■ **The data**
★ ★ ★ ★ ★
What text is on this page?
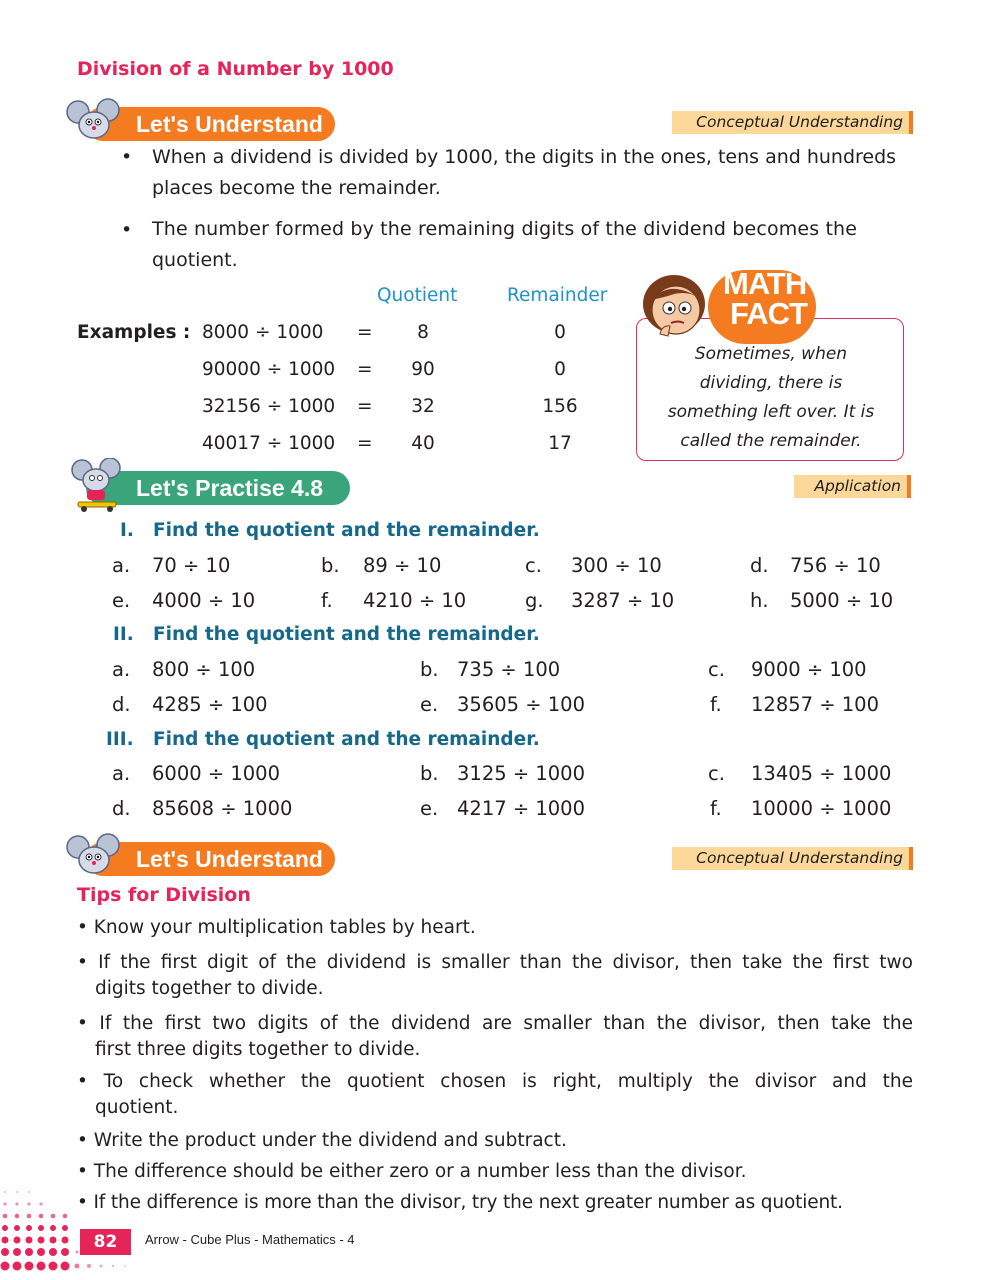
Division of a Number by 1000
Let's Understand	Conceptual Understanding
• When a dividend is divided by 1000, the digits in the ones, tens and hundreds
places become the remainder.
• The number formed by the remaining digits of the dividend becomes the
quotient.
Quotient	Remainder
Examples : 8000 ÷ 1000 =	8	0
90000 ÷ 1000 =	90	0
32156 ÷ 1000 =	32	156
40017 ÷ 1000 =	40	17
MATH
FACT
Sometimes, when
dividing, there is
something left over. It is
called the remainder.
Let's Practise 4.8	Application
I. Find the quotient and the remainder.
a. 70 ÷ 10	b. 89 ÷ 10	c. 300 ÷ 10	d. 756 ÷ 10
e. 4000 ÷ 10	f. 4210 ÷ 10	g. 3287 ÷ 10	h. 5000 ÷ 10
II. Find the quotient and the remainder.
a. 800 ÷ 100	b. 735 ÷ 100	c. 9000 ÷ 100
d. 4285 ÷ 100	e. 35605 ÷ 100	f. 12857 ÷ 100
III. Find the quotient and the remainder.
a. 6000 ÷ 1000	b. 3125 ÷ 1000	c. 13405 ÷ 1000
d. 85608 ÷ 1000	e. 4217 ÷ 1000	f. 10000 ÷ 1000
Let's Understand	Conceptual Understanding
Tips for Division
• Know your multiplication tables by heart.
• If the first digit of the dividend is smaller than the divisor, then take the first two
digits together to divide.
• If the first two digits of the dividend are smaller than the divisor, then take the
first three digits together to divide.
• To check whether the quotient chosen is right, multiply the divisor and the
quotient.
• Write the product under the dividend and subtract.
• The difference should be either zero or a number less than the divisor.
• If the difference is more than the divisor, try the next greater number as quotient.
82	Arrow - Cube Plus - Mathematics - 4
★ ★ ★ ★ ★
■ **Do this**
Show all lines above holding "smaller".

■ **Written answer**
• If the first digit of the dividend is smaller than the divisor, then take the first two
• If the first two digits of the dividend are smaller than the divisor, then take the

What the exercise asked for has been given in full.